--- start of RECORDED DATA ---
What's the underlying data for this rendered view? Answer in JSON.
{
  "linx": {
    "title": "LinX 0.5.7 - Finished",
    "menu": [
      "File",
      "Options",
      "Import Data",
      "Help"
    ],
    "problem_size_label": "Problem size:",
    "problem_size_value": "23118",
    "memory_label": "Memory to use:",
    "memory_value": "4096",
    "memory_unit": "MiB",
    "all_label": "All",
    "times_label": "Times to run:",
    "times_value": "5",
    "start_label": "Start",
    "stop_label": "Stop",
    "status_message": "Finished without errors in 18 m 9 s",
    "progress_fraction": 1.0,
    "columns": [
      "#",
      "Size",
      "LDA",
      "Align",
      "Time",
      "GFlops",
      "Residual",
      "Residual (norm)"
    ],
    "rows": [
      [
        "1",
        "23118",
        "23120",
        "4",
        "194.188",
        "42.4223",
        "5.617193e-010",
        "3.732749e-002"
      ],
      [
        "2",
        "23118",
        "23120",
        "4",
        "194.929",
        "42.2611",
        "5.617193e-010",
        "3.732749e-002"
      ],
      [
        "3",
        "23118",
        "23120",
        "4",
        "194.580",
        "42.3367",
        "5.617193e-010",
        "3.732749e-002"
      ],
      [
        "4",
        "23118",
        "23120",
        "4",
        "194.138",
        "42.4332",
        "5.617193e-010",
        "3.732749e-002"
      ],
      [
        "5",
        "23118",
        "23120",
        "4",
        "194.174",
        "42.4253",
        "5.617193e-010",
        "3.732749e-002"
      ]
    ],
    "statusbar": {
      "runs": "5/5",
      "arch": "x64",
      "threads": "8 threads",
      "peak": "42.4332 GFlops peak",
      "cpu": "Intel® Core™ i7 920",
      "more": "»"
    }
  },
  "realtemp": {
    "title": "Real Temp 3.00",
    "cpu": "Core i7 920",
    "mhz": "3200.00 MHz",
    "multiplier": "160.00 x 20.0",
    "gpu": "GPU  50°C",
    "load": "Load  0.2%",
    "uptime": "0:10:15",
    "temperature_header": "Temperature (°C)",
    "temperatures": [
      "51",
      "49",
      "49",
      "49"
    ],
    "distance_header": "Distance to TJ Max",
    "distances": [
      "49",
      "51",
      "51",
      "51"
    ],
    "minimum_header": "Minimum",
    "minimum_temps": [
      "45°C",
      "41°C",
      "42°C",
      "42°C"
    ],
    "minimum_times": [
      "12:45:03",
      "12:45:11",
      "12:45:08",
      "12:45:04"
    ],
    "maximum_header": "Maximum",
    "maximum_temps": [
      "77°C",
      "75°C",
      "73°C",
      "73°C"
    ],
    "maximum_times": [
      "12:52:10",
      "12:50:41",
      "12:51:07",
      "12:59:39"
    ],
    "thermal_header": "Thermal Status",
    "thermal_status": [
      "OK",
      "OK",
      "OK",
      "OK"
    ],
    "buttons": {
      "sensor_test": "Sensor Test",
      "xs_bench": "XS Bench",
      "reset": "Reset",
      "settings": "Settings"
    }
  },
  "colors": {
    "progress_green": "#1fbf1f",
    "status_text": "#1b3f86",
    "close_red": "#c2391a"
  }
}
--- end of RECORDED DATA ---
SET PROBLEM:
Print all of the data exactly as it was given.

RESPONSE TO THIS TASK:
What's the underlying data for this rendered view? Answer in JSON.
{
  "linx": {
    "title": "LinX 0.5.7 - Finished",
    "menu": [
      "File",
      "Options",
      "Import Data",
      "Help"
    ],
    "problem_size_label": "Problem size:",
    "problem_size_value": "23118",
    "memory_label": "Memory to use:",
    "memory_value": "4096",
    "memory_unit": "MiB",
    "all_label": "All",
    "times_label": "Times to run:",
    "times_value": "5",
    "start_label": "Start",
    "stop_label": "Stop",
    "status_message": "Finished without errors in 18 m 9 s",
    "progress_fraction": 1.0,
    "columns": [
      "#",
      "Size",
      "LDA",
      "Align",
      "Time",
      "GFlops",
      "Residual",
      "Residual (norm)"
    ],
    "rows": [
      [
        "1",
        "23118",
        "23120",
        "4",
        "194.188",
        "42.4223",
        "5.617193e-010",
        "3.732749e-002"
      ],
      [
        "2",
        "23118",
        "23120",
        "4",
        "194.929",
        "42.2611",
        "5.617193e-010",
        "3.732749e-002"
      ],
      [
        "3",
        "23118",
        "23120",
        "4",
        "194.580",
        "42.3367",
        "5.617193e-010",
        "3.732749e-002"
      ],
      [
        "4",
        "23118",
        "23120",
        "4",
        "194.138",
        "42.4332",
        "5.617193e-010",
        "3.732749e-002"
      ],
      [
        "5",
        "23118",
        "23120",
        "4",
        "194.174",
        "42.4253",
        "5.617193e-010",
        "3.732749e-002"
      ]
    ],
    "statusbar": {
      "runs": "5/5",
      "arch": "x64",
      "threads": "8 threads",
      "peak": "42.4332 GFlops peak",
      "cpu": "Intel® Core™ i7 920",
      "more": "»"
    }
  },
  "realtemp": {
    "title": "Real Temp 3.00",
    "cpu": "Core i7 920",
    "mhz": "3200.00 MHz",
    "multiplier": "160.00 x 20.0",
    "gpu": "GPU  50°C",
    "load": "Load  0.2%",
    "uptime": "0:10:15",
    "temperature_header": "Temperature (°C)",
    "temperatures": [
      "51",
      "49",
      "49",
      "49"
    ],
    "distance_header": "Distance to TJ Max",
    "distances": [
      "49",
      "51",
      "51",
      "51"
    ],
    "minimum_header": "Minimum",
    "minimum_temps": [
      "45°C",
      "41°C",
      "42°C",
      "42°C"
    ],
    "minimum_times": [
      "12:45:03",
      "12:45:11",
      "12:45:08",
      "12:45:04"
    ],
    "maximum_header": "Maximum",
    "maximum_temps": [
      "77°C",
      "75°C",
      "73°C",
      "73°C"
    ],
    "maximum_times": [
      "12:52:10",
      "12:50:41",
      "12:51:07",
      "12:59:39"
    ],
    "thermal_header": "Thermal Status",
    "thermal_status": [
      "OK",
      "OK",
      "OK",
      "OK"
    ],
    "buttons": {
      "sensor_test": "Sensor Test",
      "xs_bench": "XS Bench",
      "reset": "Reset",
      "settings": "Settings"
    }
  },
  "colors": {
    "progress_green": "#1fbf1f",
    "status_text": "#1b3f86",
    "close_red": "#c2391a"
  }
}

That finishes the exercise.